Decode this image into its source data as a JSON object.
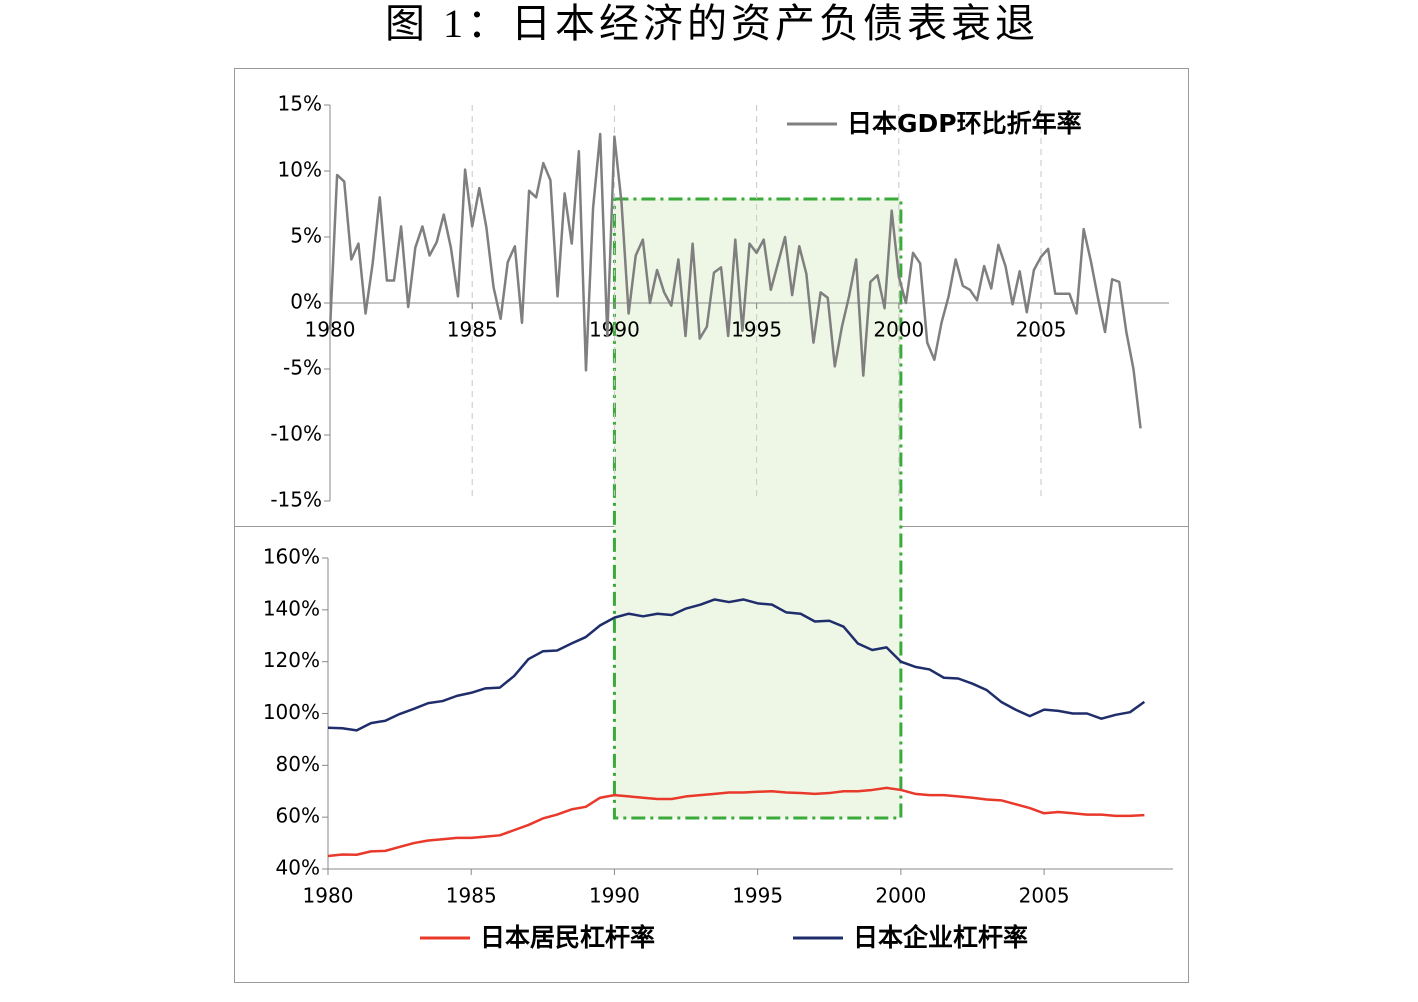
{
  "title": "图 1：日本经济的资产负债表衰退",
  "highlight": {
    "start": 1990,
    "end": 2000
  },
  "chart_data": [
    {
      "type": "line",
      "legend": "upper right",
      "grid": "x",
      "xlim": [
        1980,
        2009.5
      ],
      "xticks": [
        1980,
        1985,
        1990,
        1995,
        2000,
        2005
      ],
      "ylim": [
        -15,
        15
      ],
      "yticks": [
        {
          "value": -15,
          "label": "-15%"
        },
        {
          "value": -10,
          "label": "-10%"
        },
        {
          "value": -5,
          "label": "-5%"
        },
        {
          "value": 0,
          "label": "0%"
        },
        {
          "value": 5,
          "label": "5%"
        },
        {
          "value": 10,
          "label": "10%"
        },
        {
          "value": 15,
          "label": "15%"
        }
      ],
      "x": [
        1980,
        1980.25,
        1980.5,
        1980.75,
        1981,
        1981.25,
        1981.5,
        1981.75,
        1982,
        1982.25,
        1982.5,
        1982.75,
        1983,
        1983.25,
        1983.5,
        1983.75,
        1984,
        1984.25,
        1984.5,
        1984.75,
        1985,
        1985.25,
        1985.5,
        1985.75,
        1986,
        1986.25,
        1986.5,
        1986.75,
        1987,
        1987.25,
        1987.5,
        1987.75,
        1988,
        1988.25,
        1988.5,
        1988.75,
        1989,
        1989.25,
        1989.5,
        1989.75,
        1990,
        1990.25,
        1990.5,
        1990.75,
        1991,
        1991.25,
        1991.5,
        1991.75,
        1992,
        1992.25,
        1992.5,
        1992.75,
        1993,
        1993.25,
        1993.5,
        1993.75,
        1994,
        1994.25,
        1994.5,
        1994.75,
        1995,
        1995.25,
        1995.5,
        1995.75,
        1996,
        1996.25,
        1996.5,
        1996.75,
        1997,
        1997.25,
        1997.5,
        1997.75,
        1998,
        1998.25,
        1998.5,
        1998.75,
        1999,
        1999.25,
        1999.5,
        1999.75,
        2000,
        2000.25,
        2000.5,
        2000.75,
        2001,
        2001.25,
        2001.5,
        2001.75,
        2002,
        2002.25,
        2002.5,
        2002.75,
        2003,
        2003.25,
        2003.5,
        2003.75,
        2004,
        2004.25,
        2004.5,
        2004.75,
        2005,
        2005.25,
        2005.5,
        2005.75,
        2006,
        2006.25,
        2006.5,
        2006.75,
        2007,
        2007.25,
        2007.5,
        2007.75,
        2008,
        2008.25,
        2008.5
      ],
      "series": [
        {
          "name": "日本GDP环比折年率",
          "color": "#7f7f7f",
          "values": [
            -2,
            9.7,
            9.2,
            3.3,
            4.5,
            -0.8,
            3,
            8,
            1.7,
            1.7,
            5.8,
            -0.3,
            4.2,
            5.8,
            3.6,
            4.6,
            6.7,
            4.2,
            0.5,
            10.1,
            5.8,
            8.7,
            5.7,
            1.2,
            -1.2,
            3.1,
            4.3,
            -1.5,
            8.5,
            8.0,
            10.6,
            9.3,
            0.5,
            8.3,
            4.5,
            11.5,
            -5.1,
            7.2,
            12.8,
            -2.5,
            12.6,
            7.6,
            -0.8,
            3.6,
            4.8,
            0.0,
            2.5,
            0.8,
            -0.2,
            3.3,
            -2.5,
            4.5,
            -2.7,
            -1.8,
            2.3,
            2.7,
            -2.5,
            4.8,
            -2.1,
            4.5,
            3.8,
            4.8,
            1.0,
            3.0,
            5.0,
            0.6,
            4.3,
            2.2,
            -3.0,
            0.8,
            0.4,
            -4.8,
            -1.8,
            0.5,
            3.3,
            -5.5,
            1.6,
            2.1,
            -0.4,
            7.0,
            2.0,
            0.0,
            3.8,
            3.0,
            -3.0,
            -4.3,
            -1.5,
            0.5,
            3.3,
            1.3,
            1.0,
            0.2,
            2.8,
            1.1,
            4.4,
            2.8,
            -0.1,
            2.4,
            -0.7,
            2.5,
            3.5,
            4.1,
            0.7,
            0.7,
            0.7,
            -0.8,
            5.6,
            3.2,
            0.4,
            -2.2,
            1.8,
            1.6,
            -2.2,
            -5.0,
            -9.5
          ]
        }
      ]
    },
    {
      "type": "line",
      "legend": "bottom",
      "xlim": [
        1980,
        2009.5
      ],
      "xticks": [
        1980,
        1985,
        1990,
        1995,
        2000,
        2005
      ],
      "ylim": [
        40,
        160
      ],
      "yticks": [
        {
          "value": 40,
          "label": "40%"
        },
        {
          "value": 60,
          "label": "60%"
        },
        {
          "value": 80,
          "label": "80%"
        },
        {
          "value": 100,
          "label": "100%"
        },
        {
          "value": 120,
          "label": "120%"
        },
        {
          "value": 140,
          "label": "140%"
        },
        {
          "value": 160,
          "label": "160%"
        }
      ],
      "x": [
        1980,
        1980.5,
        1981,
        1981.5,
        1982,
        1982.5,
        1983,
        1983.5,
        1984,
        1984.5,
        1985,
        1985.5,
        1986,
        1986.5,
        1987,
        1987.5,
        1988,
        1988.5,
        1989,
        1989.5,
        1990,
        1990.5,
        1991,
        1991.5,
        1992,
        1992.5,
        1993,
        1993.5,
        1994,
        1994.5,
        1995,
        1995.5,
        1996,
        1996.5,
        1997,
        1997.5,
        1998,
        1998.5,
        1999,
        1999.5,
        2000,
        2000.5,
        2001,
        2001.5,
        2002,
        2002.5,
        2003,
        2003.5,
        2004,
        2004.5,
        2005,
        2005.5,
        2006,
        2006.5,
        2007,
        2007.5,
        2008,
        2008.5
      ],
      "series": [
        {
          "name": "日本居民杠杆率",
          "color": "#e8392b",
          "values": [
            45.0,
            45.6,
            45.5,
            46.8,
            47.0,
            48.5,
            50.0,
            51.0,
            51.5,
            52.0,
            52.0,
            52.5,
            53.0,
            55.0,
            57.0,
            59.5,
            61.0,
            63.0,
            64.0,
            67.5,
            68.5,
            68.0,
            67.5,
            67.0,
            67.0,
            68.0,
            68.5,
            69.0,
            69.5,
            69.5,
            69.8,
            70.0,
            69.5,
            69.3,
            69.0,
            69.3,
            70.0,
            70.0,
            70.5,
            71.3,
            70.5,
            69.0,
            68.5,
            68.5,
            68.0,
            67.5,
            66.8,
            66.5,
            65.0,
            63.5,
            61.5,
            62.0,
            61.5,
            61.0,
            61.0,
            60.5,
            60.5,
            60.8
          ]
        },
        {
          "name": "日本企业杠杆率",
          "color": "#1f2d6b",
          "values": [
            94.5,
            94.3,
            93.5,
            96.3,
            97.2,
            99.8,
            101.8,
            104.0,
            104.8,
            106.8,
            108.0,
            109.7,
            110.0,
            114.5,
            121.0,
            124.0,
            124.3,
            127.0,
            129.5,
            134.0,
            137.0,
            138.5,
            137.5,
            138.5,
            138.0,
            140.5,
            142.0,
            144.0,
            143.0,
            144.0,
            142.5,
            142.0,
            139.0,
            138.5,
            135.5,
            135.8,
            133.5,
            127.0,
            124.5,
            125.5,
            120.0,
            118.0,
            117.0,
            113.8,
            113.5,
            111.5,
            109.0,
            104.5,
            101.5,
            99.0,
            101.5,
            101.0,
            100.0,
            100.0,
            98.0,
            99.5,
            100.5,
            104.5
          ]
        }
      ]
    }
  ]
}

═══

# [The exercise]
Without the pictures, copy the material exactly as given.

# [Written response]
Decode this image into its source data as a JSON object.
{
  "title": "图 1：日本经济的资产负债表衰退",
  "highlight": {
    "start": 1990,
    "end": 2000
  },
  "chart_data": [
    {
      "type": "line",
      "legend": "upper right",
      "grid": "x",
      "xlim": [
        1980,
        2009.5
      ],
      "xticks": [
        1980,
        1985,
        1990,
        1995,
        2000,
        2005
      ],
      "ylim": [
        -15,
        15
      ],
      "yticks": [
        {
          "value": -15,
          "label": "-15%"
        },
        {
          "value": -10,
          "label": "-10%"
        },
        {
          "value": -5,
          "label": "-5%"
        },
        {
          "value": 0,
          "label": "0%"
        },
        {
          "value": 5,
          "label": "5%"
        },
        {
          "value": 10,
          "label": "10%"
        },
        {
          "value": 15,
          "label": "15%"
        }
      ],
      "x": [
        1980,
        1980.25,
        1980.5,
        1980.75,
        1981,
        1981.25,
        1981.5,
        1981.75,
        1982,
        1982.25,
        1982.5,
        1982.75,
        1983,
        1983.25,
        1983.5,
        1983.75,
        1984,
        1984.25,
        1984.5,
        1984.75,
        1985,
        1985.25,
        1985.5,
        1985.75,
        1986,
        1986.25,
        1986.5,
        1986.75,
        1987,
        1987.25,
        1987.5,
        1987.75,
        1988,
        1988.25,
        1988.5,
        1988.75,
        1989,
        1989.25,
        1989.5,
        1989.75,
        1990,
        1990.25,
        1990.5,
        1990.75,
        1991,
        1991.25,
        1991.5,
        1991.75,
        1992,
        1992.25,
        1992.5,
        1992.75,
        1993,
        1993.25,
        1993.5,
        1993.75,
        1994,
        1994.25,
        1994.5,
        1994.75,
        1995,
        1995.25,
        1995.5,
        1995.75,
        1996,
        1996.25,
        1996.5,
        1996.75,
        1997,
        1997.25,
        1997.5,
        1997.75,
        1998,
        1998.25,
        1998.5,
        1998.75,
        1999,
        1999.25,
        1999.5,
        1999.75,
        2000,
        2000.25,
        2000.5,
        2000.75,
        2001,
        2001.25,
        2001.5,
        2001.75,
        2002,
        2002.25,
        2002.5,
        2002.75,
        2003,
        2003.25,
        2003.5,
        2003.75,
        2004,
        2004.25,
        2004.5,
        2004.75,
        2005,
        2005.25,
        2005.5,
        2005.75,
        2006,
        2006.25,
        2006.5,
        2006.75,
        2007,
        2007.25,
        2007.5,
        2007.75,
        2008,
        2008.25,
        2008.5
      ],
      "series": [
        {
          "name": "日本GDP环比折年率",
          "color": "#7f7f7f",
          "values": [
            -2,
            9.7,
            9.2,
            3.3,
            4.5,
            -0.8,
            3,
            8,
            1.7,
            1.7,
            5.8,
            -0.3,
            4.2,
            5.8,
            3.6,
            4.6,
            6.7,
            4.2,
            0.5,
            10.1,
            5.8,
            8.7,
            5.7,
            1.2,
            -1.2,
            3.1,
            4.3,
            -1.5,
            8.5,
            8.0,
            10.6,
            9.3,
            0.5,
            8.3,
            4.5,
            11.5,
            -5.1,
            7.2,
            12.8,
            -2.5,
            12.6,
            7.6,
            -0.8,
            3.6,
            4.8,
            0.0,
            2.5,
            0.8,
            -0.2,
            3.3,
            -2.5,
            4.5,
            -2.7,
            -1.8,
            2.3,
            2.7,
            -2.5,
            4.8,
            -2.1,
            4.5,
            3.8,
            4.8,
            1.0,
            3.0,
            5.0,
            0.6,
            4.3,
            2.2,
            -3.0,
            0.8,
            0.4,
            -4.8,
            -1.8,
            0.5,
            3.3,
            -5.5,
            1.6,
            2.1,
            -0.4,
            7.0,
            2.0,
            0.0,
            3.8,
            3.0,
            -3.0,
            -4.3,
            -1.5,
            0.5,
            3.3,
            1.3,
            1.0,
            0.2,
            2.8,
            1.1,
            4.4,
            2.8,
            -0.1,
            2.4,
            -0.7,
            2.5,
            3.5,
            4.1,
            0.7,
            0.7,
            0.7,
            -0.8,
            5.6,
            3.2,
            0.4,
            -2.2,
            1.8,
            1.6,
            -2.2,
            -5.0,
            -9.5
          ]
        }
      ]
    },
    {
      "type": "line",
      "legend": "bottom",
      "xlim": [
        1980,
        2009.5
      ],
      "xticks": [
        1980,
        1985,
        1990,
        1995,
        2000,
        2005
      ],
      "ylim": [
        40,
        160
      ],
      "yticks": [
        {
          "value": 40,
          "label": "40%"
        },
        {
          "value": 60,
          "label": "60%"
        },
        {
          "value": 80,
          "label": "80%"
        },
        {
          "value": 100,
          "label": "100%"
        },
        {
          "value": 120,
          "label": "120%"
        },
        {
          "value": 140,
          "label": "140%"
        },
        {
          "value": 160,
          "label": "160%"
        }
      ],
      "x": [
        1980,
        1980.5,
        1981,
        1981.5,
        1982,
        1982.5,
        1983,
        1983.5,
        1984,
        1984.5,
        1985,
        1985.5,
        1986,
        1986.5,
        1987,
        1987.5,
        1988,
        1988.5,
        1989,
        1989.5,
        1990,
        1990.5,
        1991,
        1991.5,
        1992,
        1992.5,
        1993,
        1993.5,
        1994,
        1994.5,
        1995,
        1995.5,
        1996,
        1996.5,
        1997,
        1997.5,
        1998,
        1998.5,
        1999,
        1999.5,
        2000,
        2000.5,
        2001,
        2001.5,
        2002,
        2002.5,
        2003,
        2003.5,
        2004,
        2004.5,
        2005,
        2005.5,
        2006,
        2006.5,
        2007,
        2007.5,
        2008,
        2008.5
      ],
      "series": [
        {
          "name": "日本居民杠杆率",
          "color": "#e8392b",
          "values": [
            45.0,
            45.6,
            45.5,
            46.8,
            47.0,
            48.5,
            50.0,
            51.0,
            51.5,
            52.0,
            52.0,
            52.5,
            53.0,
            55.0,
            57.0,
            59.5,
            61.0,
            63.0,
            64.0,
            67.5,
            68.5,
            68.0,
            67.5,
            67.0,
            67.0,
            68.0,
            68.5,
            69.0,
            69.5,
            69.5,
            69.8,
            70.0,
            69.5,
            69.3,
            69.0,
            69.3,
            70.0,
            70.0,
            70.5,
            71.3,
            70.5,
            69.0,
            68.5,
            68.5,
            68.0,
            67.5,
            66.8,
            66.5,
            65.0,
            63.5,
            61.5,
            62.0,
            61.5,
            61.0,
            61.0,
            60.5,
            60.5,
            60.8
          ]
        },
        {
          "name": "日本企业杠杆率",
          "color": "#1f2d6b",
          "values": [
            94.5,
            94.3,
            93.5,
            96.3,
            97.2,
            99.8,
            101.8,
            104.0,
            104.8,
            106.8,
            108.0,
            109.7,
            110.0,
            114.5,
            121.0,
            124.0,
            124.3,
            127.0,
            129.5,
            134.0,
            137.0,
            138.5,
            137.5,
            138.5,
            138.0,
            140.5,
            142.0,
            144.0,
            143.0,
            144.0,
            142.5,
            142.0,
            139.0,
            138.5,
            135.5,
            135.8,
            133.5,
            127.0,
            124.5,
            125.5,
            120.0,
            118.0,
            117.0,
            113.8,
            113.5,
            111.5,
            109.0,
            104.5,
            101.5,
            99.0,
            101.5,
            101.0,
            100.0,
            100.0,
            98.0,
            99.5,
            100.5,
            104.5
          ]
        }
      ]
    }
  ]
}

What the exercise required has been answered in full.